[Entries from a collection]
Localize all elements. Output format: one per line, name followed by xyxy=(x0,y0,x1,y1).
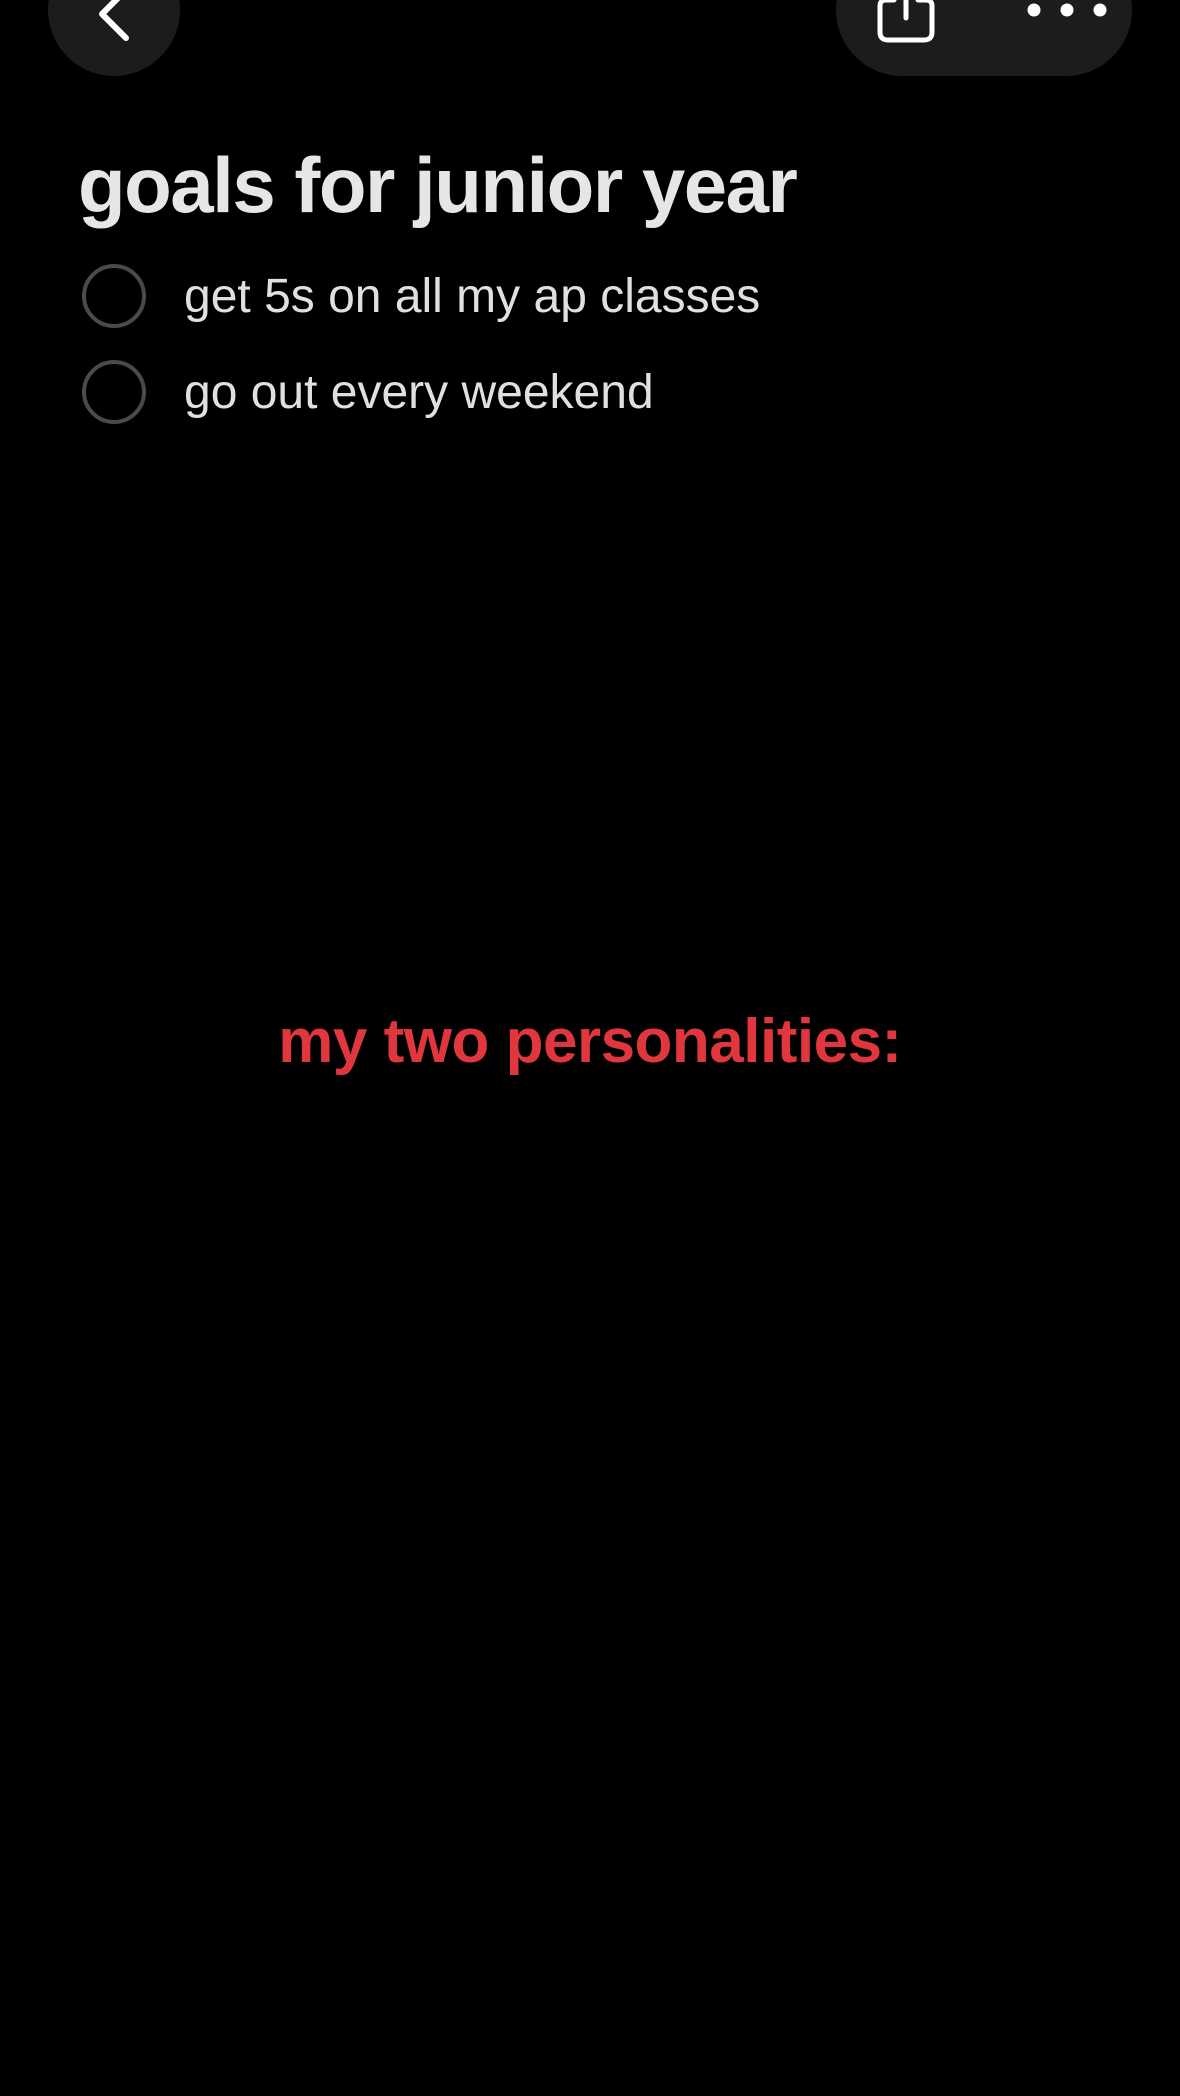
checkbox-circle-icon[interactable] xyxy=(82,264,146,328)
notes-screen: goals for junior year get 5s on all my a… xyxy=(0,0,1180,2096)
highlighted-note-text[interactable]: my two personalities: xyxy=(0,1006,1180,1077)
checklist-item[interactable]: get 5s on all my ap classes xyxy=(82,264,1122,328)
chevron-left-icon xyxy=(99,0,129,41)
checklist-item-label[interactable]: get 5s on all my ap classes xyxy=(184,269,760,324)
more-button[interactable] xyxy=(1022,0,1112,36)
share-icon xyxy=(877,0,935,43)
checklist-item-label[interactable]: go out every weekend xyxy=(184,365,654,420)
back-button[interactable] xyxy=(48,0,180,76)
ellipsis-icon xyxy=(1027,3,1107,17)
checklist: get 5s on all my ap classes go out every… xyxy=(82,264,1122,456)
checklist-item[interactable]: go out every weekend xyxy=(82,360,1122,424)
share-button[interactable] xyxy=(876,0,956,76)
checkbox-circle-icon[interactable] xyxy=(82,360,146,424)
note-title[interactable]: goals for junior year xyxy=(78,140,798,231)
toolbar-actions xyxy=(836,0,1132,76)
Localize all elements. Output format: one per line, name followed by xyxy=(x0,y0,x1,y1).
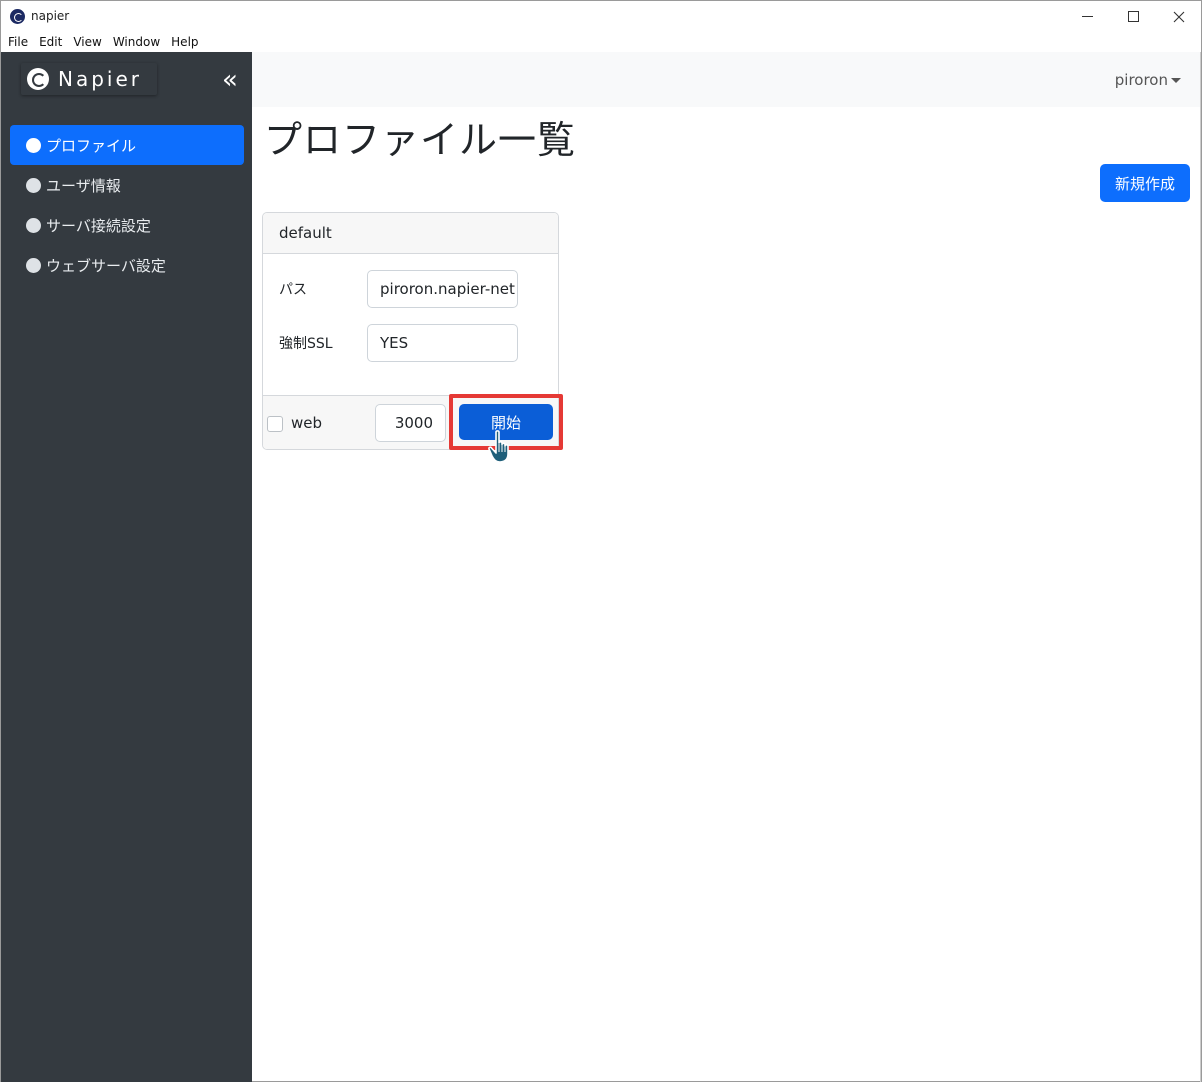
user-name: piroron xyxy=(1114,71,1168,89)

WHAT IS BEING ASKED - Can you write out the entries above again, substituting "Locate" for every "Localize" and changing nothing else, with the pictures left out?

RESULT OF THIS EXERCISE -
Locate all elements. Output format: one per line, name followed by xyxy=(x0,y0,x1,y1).
checkbox-circle-icon[interactable] xyxy=(82,264,146,328)
notes-screen: goals for junior year get 5s on all my a… xyxy=(0,0,1180,2096)
highlighted-note-text[interactable]: my two personalities: xyxy=(0,1006,1180,1077)
checklist-item[interactable]: get 5s on all my ap classes xyxy=(82,264,1122,328)
chevron-left-icon xyxy=(99,0,129,41)
checklist-item-label[interactable]: get 5s on all my ap classes xyxy=(184,269,760,324)
more-button[interactable] xyxy=(1022,0,1112,36)
share-icon xyxy=(877,0,935,43)
checklist-item-label[interactable]: go out every weekend xyxy=(184,365,654,420)
back-button[interactable] xyxy=(48,0,180,76)
ellipsis-icon xyxy=(1027,3,1107,17)
checklist: get 5s on all my ap classes go out every… xyxy=(82,264,1122,456)
checklist-item[interactable]: go out every weekend xyxy=(82,360,1122,424)
share-button[interactable] xyxy=(876,0,956,76)
checkbox-circle-icon[interactable] xyxy=(82,360,146,424)
note-title[interactable]: goals for junior year xyxy=(78,140,798,231)
toolbar-actions xyxy=(836,0,1132,76)
Locate all elements. Output format: one per line, name followed by xyxy=(x0,y0,x1,y1).
user-name: piroron xyxy=(1114,71,1168,89)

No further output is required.